GIVEN TASK
Extract the full listing below without altering a single character.

_ _ _ _ _ _ _

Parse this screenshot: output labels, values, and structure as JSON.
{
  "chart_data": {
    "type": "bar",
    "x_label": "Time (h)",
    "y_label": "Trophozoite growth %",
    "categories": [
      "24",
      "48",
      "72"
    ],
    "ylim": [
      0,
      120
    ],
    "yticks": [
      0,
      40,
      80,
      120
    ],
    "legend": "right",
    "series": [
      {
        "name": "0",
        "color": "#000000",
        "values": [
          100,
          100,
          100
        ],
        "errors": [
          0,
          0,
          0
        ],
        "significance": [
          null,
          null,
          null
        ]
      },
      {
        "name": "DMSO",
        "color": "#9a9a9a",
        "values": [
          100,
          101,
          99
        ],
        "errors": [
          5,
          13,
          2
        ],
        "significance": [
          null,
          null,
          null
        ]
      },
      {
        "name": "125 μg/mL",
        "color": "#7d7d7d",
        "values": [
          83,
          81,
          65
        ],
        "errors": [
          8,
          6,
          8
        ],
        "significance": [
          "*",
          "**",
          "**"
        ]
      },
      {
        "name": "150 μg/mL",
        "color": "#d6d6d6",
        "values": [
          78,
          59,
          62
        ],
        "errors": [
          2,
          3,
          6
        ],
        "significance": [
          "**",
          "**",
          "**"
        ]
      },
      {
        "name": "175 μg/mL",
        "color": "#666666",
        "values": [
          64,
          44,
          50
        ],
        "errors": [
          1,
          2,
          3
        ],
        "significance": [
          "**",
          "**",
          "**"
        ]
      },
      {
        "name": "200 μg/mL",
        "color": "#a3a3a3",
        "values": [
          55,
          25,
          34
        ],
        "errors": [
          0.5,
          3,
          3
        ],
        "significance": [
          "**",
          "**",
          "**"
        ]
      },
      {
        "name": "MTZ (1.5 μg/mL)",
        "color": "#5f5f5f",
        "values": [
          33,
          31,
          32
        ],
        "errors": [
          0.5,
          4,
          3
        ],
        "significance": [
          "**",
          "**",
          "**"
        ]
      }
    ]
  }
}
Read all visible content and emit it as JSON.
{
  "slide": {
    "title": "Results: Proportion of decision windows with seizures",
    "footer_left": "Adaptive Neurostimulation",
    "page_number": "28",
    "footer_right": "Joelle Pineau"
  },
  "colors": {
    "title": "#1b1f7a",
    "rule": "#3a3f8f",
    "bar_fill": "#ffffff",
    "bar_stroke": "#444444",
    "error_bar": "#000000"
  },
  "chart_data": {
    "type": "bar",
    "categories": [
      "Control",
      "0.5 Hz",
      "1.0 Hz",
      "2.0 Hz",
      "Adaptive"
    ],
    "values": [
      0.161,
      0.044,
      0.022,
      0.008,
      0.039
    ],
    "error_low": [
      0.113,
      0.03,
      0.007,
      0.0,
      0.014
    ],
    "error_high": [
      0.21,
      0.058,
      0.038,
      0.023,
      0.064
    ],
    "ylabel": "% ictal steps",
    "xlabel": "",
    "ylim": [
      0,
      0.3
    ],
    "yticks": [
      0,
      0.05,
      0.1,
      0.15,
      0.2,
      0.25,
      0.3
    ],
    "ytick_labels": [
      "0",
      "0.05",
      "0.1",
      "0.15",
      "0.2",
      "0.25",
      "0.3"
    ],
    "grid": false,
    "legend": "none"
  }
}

_ _ _ _ _ _ _

RESULT FOR THIS EXERCISE
Parse this screenshot: output labels, values, and structure as JSON.
{
  "chart_data": {
    "type": "bar",
    "x_label": "Time (h)",
    "y_label": "Trophozoite growth %",
    "categories": [
      "24",
      "48",
      "72"
    ],
    "ylim": [
      0,
      120
    ],
    "yticks": [
      0,
      40,
      80,
      120
    ],
    "legend": "right",
    "series": [
      {
        "name": "0",
        "color": "#000000",
        "values": [
          100,
          100,
          100
        ],
        "errors": [
          0,
          0,
          0
        ],
        "significance": [
          null,
          null,
          null
        ]
      },
      {
        "name": "DMSO",
        "color": "#9a9a9a",
        "values": [
          100,
          101,
          99
        ],
        "errors": [
          5,
          13,
          2
        ],
        "significance": [
          null,
          null,
          null
        ]
      },
      {
        "name": "125 μg/mL",
        "color": "#7d7d7d",
        "values": [
          83,
          81,
          65
        ],
        "errors": [
          8,
          6,
          8
        ],
        "significance": [
          "*",
          "**",
          "**"
        ]
      },
      {
        "name": "150 μg/mL",
        "color": "#d6d6d6",
        "values": [
          78,
          59,
          62
        ],
        "errors": [
          2,
          3,
          6
        ],
        "significance": [
          "**",
          "**",
          "**"
        ]
      },
      {
        "name": "175 μg/mL",
        "color": "#666666",
        "values": [
          64,
          44,
          50
        ],
        "errors": [
          1,
          2,
          3
        ],
        "significance": [
          "**",
          "**",
          "**"
        ]
      },
      {
        "name": "200 μg/mL",
        "color": "#a3a3a3",
        "values": [
          55,
          25,
          34
        ],
        "errors": [
          0.5,
          3,
          3
        ],
        "significance": [
          "**",
          "**",
          "**"
        ]
      },
      {
        "name": "MTZ (1.5 μg/mL)",
        "color": "#5f5f5f",
        "values": [
          33,
          31,
          32
        ],
        "errors": [
          0.5,
          4,
          3
        ],
        "significance": [
          "**",
          "**",
          "**"
        ]
      }
    ]
  }
}
Read all visible content and emit it as JSON.
{
  "slide": {
    "title": "Results: Proportion of decision windows with seizures",
    "footer_left": "Adaptive Neurostimulation",
    "page_number": "28",
    "footer_right": "Joelle Pineau"
  },
  "colors": {
    "title": "#1b1f7a",
    "rule": "#3a3f8f",
    "bar_fill": "#ffffff",
    "bar_stroke": "#444444",
    "error_bar": "#000000"
  },
  "chart_data": {
    "type": "bar",
    "categories": [
      "Control",
      "0.5 Hz",
      "1.0 Hz",
      "2.0 Hz",
      "Adaptive"
    ],
    "values": [
      0.161,
      0.044,
      0.022,
      0.008,
      0.039
    ],
    "error_low": [
      0.113,
      0.03,
      0.007,
      0.0,
      0.014
    ],
    "error_high": [
      0.21,
      0.058,
      0.038,
      0.023,
      0.064
    ],
    "ylabel": "% ictal steps",
    "xlabel": "",
    "ylim": [
      0,
      0.3
    ],
    "yticks": [
      0,
      0.05,
      0.1,
      0.15,
      0.2,
      0.25,
      0.3
    ],
    "ytick_labels": [
      "0",
      "0.05",
      "0.1",
      "0.15",
      "0.2",
      "0.25",
      "0.3"
    ],
    "grid": false,
    "legend": "none"
  }
}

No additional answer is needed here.